-- Start --

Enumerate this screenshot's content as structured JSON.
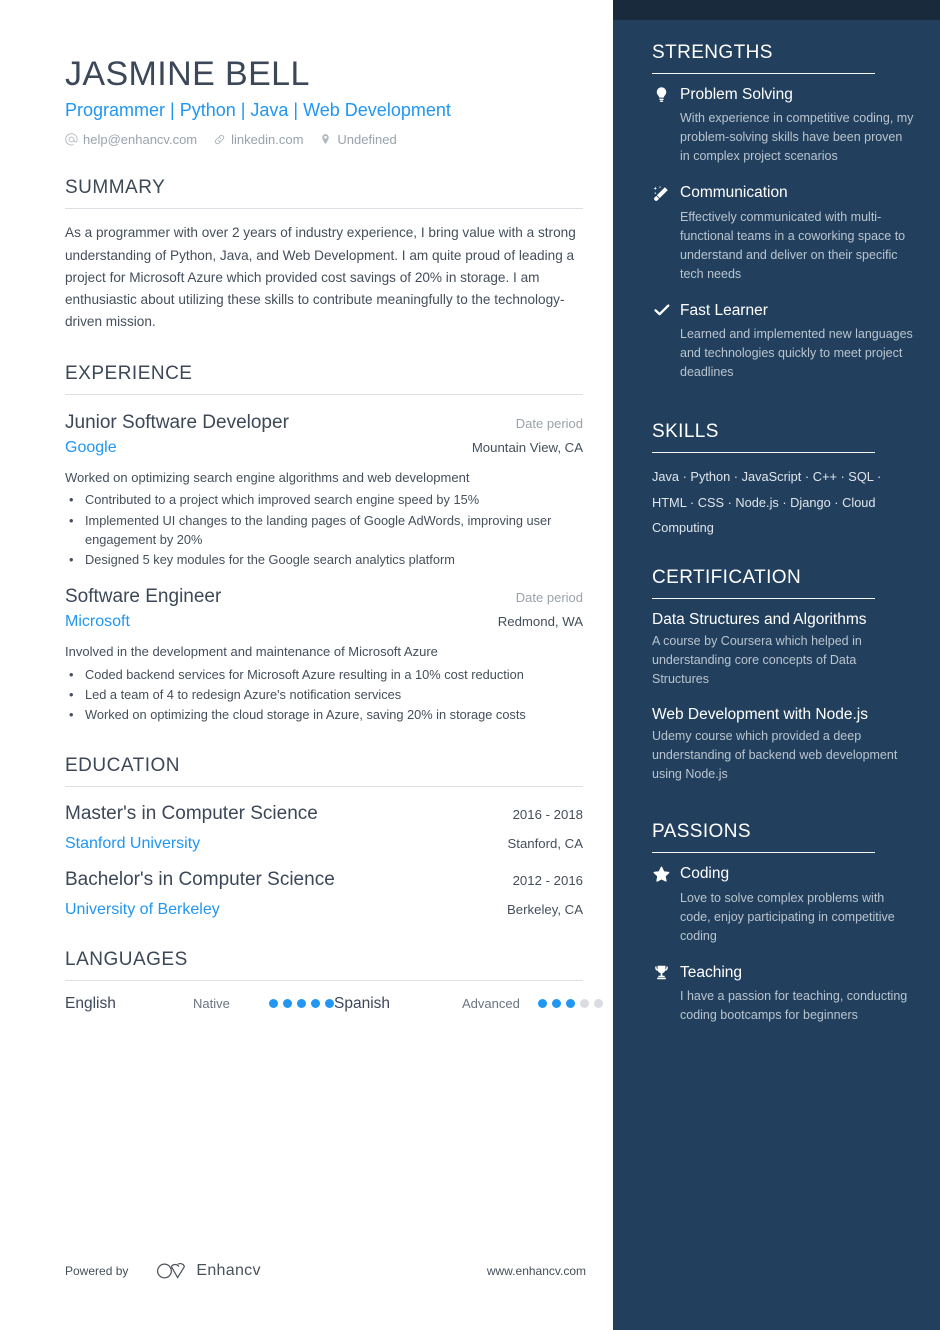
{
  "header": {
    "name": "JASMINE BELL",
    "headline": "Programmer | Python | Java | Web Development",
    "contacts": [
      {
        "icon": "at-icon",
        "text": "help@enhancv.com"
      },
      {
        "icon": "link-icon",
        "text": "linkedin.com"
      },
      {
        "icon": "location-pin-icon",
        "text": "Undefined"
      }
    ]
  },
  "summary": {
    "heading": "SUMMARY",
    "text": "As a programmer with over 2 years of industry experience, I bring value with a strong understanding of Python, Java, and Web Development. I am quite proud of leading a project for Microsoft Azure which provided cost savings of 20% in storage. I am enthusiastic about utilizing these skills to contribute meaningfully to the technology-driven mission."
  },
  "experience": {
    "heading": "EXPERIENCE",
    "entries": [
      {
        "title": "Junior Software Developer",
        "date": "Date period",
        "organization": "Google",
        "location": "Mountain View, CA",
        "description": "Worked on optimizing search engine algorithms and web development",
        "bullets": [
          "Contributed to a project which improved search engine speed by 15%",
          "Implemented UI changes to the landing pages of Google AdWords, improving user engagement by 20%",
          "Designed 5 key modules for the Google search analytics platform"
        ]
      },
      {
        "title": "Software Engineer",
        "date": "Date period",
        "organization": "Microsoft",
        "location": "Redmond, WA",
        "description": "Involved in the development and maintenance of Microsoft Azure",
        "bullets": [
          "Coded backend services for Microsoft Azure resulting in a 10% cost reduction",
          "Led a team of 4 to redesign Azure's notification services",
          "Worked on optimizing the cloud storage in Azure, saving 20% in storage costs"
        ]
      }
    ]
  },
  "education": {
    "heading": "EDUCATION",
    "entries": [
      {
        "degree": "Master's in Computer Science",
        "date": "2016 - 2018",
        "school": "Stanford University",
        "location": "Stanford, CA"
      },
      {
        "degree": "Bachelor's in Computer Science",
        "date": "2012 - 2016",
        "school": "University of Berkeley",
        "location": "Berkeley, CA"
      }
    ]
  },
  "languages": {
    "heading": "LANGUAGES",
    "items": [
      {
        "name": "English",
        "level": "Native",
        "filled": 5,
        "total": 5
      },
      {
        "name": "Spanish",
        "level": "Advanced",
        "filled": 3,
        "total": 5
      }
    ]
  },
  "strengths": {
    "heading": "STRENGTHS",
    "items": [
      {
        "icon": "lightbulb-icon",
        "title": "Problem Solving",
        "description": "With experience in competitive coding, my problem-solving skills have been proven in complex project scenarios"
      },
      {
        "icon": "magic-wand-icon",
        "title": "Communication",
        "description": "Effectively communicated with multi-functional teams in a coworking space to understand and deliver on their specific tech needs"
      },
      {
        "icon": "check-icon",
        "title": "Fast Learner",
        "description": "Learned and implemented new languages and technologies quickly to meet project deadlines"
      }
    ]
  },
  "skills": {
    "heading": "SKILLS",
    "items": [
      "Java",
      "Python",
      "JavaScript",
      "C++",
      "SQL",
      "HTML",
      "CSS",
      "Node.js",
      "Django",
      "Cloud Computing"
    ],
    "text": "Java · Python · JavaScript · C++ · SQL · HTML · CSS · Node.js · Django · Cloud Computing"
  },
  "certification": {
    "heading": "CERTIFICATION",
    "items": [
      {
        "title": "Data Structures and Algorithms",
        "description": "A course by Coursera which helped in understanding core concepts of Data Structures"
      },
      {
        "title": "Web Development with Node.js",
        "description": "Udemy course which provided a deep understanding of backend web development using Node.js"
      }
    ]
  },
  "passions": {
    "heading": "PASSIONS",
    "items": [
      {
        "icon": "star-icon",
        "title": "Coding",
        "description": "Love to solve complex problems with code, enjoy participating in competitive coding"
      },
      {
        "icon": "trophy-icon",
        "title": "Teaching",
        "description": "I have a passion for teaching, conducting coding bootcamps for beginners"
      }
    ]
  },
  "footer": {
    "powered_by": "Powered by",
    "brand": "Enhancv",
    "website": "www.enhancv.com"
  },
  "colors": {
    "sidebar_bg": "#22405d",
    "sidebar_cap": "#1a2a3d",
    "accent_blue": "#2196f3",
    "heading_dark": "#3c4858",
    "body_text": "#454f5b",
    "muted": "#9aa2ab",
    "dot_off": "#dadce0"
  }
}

-- End --
-- Start --

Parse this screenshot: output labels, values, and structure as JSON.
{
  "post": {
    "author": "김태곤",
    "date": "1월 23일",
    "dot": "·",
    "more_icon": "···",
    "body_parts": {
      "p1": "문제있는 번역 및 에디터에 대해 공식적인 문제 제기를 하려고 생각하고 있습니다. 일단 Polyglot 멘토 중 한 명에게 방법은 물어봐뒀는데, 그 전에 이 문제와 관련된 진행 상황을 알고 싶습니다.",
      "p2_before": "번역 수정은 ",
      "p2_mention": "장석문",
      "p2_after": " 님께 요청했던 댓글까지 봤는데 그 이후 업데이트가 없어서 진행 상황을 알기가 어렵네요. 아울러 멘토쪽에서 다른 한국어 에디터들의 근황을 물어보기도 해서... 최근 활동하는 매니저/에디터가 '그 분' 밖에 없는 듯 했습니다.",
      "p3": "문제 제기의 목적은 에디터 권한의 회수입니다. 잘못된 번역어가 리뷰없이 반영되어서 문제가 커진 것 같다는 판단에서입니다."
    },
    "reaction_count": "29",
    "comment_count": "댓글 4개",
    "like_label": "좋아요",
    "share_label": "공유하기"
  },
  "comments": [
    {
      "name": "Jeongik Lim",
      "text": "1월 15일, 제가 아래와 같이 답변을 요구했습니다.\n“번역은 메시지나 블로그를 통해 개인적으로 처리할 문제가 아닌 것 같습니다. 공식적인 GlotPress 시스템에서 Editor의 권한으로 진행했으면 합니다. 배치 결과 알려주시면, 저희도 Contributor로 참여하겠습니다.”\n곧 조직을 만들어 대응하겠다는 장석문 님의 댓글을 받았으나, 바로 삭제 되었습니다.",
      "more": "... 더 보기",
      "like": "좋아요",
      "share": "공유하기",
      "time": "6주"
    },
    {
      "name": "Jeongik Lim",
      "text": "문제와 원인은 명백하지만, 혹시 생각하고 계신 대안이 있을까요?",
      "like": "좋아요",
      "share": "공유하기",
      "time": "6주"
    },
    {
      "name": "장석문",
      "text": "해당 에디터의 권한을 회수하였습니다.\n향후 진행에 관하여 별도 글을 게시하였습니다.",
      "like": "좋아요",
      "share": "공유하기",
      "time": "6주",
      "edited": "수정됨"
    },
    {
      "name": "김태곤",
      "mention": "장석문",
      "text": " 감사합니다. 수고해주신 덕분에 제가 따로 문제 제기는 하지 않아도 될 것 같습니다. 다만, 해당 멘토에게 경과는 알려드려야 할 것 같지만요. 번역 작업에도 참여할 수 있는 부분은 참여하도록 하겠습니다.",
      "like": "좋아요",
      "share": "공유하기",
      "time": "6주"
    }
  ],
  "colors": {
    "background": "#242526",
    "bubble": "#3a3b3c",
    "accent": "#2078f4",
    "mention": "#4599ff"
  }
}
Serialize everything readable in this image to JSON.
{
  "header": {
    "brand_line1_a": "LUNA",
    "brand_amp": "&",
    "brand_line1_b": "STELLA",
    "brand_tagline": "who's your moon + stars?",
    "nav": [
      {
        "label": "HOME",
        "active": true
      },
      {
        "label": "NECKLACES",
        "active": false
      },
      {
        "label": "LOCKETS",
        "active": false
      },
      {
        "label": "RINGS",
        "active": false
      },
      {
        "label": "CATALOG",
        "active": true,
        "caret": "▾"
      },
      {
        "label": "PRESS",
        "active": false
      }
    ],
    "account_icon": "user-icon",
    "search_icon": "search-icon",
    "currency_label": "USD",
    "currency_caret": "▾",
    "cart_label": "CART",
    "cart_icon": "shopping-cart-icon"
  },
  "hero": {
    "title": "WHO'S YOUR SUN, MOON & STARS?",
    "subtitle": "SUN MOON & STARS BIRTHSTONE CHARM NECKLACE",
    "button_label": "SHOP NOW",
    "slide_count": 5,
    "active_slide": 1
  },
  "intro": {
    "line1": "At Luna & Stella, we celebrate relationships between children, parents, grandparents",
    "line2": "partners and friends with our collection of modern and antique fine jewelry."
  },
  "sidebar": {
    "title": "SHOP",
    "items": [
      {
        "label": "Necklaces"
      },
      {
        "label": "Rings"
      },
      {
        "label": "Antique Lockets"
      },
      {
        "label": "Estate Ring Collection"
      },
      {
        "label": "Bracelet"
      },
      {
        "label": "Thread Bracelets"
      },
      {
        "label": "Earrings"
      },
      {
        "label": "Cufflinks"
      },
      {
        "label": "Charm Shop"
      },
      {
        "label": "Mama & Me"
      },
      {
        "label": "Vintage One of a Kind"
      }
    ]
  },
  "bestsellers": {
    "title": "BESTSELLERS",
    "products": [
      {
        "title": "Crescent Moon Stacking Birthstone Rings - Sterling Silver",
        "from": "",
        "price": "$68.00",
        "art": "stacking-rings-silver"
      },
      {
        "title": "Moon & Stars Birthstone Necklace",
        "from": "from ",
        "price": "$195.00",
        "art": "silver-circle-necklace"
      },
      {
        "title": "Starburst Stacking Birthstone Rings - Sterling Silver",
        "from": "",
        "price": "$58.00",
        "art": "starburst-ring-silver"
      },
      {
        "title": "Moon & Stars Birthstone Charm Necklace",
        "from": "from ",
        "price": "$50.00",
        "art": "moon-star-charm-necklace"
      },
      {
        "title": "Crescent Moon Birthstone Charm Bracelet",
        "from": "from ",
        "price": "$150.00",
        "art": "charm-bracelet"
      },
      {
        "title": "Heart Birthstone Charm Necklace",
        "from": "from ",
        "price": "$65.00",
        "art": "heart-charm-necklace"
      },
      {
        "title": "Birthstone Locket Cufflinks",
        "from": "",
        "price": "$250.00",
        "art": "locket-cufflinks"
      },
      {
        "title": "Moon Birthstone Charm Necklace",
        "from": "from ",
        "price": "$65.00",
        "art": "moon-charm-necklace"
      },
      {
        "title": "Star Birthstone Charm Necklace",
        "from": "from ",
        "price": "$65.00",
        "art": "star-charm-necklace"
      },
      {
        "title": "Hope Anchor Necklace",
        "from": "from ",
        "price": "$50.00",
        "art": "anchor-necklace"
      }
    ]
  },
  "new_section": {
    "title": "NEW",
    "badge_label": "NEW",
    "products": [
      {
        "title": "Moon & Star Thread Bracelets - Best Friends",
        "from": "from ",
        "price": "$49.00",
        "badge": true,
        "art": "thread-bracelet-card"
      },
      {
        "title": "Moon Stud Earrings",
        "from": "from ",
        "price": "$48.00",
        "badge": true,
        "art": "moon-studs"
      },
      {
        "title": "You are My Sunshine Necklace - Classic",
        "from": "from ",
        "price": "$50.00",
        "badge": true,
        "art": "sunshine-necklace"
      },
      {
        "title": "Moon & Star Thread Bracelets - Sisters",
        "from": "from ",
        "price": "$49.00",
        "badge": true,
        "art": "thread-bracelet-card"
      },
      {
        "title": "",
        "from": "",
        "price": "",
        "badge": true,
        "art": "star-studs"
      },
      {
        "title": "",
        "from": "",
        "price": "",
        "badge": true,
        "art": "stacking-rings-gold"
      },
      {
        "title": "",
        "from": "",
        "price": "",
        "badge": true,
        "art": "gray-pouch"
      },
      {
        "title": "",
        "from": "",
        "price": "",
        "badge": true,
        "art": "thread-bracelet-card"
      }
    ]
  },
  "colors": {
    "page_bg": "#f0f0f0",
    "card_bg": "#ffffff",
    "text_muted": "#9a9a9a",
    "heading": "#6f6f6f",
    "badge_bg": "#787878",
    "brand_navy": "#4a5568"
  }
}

-- End --

Short problem: Locate and copy each line in the data above that includes the word "Python".

Task output:
    "headline": "Programmer | Python | Java | Web Development",
    "text": "As a programmer with over 2 years of industry experience, I bring value with a strong understanding of Python, Java, and Web Development. I am quite proud of leading a project for Microsoft Azure which provided cost savings of 20% in storage. I am enthusiastic about utilizing these skills to contribute meaningfully to the technology-driven mission."
      "Python",
    "text": "Java · Python · JavaScript · C++ · SQL · HTML · CSS · Node.js · Django · Cloud Computing"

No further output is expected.